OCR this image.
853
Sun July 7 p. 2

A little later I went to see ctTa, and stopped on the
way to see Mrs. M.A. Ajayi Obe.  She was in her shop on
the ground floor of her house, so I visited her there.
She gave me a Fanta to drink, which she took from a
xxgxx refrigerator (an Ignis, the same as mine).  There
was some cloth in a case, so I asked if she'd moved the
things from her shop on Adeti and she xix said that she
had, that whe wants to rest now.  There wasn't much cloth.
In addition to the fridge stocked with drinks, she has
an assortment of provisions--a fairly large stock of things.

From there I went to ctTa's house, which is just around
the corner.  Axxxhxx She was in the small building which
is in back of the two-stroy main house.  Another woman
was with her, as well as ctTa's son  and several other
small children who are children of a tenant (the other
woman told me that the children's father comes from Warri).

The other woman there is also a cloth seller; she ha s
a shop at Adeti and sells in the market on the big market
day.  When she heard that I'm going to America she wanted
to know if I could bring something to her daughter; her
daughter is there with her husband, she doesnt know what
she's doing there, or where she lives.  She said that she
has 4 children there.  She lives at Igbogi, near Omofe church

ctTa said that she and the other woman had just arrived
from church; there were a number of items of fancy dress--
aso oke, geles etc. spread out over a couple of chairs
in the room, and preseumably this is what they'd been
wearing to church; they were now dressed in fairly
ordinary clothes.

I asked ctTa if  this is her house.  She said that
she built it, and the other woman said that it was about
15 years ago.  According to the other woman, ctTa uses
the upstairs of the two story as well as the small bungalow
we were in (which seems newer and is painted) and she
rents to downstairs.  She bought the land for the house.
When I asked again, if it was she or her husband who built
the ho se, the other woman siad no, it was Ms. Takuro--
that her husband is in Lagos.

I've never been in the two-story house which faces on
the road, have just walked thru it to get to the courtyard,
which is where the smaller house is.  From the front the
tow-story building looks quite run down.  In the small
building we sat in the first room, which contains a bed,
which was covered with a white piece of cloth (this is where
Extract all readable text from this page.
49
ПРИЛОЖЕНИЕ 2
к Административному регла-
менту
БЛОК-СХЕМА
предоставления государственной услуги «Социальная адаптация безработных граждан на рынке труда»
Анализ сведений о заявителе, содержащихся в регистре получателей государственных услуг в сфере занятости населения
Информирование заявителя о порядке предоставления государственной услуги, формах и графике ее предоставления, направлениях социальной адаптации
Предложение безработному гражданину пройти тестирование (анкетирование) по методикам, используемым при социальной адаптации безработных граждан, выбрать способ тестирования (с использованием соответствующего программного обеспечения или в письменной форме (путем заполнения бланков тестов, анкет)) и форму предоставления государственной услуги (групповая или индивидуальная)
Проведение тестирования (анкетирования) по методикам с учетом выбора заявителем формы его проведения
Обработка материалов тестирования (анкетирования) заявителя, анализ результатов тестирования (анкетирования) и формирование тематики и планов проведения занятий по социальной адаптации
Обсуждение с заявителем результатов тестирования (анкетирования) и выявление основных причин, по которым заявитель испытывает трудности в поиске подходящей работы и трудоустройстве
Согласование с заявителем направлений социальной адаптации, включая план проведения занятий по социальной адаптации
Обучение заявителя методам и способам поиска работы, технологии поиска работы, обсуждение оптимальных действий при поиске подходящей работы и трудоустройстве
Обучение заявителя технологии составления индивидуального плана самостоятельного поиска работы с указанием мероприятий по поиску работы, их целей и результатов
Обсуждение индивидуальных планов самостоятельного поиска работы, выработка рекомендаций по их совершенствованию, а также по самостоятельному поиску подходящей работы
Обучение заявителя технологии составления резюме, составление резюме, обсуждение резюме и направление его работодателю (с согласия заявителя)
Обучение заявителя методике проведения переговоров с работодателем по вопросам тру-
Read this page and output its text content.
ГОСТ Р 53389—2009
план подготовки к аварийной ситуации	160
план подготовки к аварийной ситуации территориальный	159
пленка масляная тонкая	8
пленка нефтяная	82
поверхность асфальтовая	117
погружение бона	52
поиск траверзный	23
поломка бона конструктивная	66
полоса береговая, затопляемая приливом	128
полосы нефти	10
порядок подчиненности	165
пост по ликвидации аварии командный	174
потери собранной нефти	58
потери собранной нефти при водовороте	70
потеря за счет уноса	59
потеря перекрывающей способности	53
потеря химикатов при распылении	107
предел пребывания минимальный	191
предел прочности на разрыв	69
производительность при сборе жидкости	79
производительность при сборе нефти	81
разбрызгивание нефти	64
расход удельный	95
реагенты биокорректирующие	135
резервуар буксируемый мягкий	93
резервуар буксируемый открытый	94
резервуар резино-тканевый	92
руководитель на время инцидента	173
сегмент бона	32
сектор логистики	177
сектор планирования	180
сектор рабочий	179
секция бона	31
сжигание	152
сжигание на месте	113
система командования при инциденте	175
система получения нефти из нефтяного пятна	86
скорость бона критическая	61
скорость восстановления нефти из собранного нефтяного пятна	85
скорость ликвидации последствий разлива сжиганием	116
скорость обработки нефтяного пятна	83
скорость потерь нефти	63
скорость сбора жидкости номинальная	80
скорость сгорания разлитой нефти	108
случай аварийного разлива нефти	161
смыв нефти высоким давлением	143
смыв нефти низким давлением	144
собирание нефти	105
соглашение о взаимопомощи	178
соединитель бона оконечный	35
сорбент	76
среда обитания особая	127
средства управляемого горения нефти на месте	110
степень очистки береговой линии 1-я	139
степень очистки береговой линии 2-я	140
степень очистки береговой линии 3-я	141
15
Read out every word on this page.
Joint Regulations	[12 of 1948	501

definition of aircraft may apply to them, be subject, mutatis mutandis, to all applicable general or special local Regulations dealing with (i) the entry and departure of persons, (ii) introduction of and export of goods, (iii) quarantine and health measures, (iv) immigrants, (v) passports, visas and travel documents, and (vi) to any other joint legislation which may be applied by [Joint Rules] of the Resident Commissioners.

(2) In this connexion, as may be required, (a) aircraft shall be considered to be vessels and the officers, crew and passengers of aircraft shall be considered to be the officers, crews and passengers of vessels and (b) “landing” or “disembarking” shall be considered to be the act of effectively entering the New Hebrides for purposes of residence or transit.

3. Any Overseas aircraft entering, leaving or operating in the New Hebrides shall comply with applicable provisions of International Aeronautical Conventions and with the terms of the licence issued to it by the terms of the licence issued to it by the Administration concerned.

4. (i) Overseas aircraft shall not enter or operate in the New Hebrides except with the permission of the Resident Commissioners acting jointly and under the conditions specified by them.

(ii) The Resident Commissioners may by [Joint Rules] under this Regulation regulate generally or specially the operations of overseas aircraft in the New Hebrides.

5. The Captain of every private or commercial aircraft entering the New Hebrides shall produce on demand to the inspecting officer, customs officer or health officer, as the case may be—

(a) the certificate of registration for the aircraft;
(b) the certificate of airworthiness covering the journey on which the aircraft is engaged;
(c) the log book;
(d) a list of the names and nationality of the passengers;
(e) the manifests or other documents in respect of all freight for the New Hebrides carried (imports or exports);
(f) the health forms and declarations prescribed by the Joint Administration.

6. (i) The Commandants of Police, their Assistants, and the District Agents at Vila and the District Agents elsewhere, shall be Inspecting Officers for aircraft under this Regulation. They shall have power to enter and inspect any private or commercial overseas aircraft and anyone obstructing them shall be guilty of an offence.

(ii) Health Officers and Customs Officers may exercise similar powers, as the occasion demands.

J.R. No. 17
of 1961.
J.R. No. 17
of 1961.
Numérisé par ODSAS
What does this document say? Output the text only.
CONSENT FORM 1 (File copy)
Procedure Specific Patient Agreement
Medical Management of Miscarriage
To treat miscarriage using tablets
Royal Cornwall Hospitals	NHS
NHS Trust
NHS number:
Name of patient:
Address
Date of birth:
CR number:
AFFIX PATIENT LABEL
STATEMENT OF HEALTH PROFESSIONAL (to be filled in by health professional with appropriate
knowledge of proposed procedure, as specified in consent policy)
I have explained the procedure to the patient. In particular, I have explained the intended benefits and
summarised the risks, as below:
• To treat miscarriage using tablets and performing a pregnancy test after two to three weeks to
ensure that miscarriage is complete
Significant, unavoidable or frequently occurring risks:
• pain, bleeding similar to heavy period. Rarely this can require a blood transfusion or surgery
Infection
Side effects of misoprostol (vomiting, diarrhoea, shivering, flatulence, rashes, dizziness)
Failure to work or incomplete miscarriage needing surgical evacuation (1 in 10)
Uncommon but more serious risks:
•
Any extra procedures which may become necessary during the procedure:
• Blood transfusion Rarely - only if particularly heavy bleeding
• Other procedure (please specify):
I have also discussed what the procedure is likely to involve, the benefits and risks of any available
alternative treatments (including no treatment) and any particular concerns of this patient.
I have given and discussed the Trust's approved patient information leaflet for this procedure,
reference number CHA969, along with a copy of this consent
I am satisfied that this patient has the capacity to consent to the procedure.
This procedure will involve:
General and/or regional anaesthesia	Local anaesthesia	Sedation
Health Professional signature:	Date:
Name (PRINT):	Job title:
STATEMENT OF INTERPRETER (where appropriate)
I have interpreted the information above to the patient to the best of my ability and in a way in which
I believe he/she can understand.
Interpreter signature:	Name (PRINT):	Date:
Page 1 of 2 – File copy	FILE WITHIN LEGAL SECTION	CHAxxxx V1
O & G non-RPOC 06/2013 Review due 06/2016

**WHAT YOU WILL DO:** Within the material above, find the lines that contain the word "Date"; copy them.

**RESULT BELOW:**
Date of birth:
Health Professional signature:	Date:
Interpreter signature:	Name (PRINT):	Date:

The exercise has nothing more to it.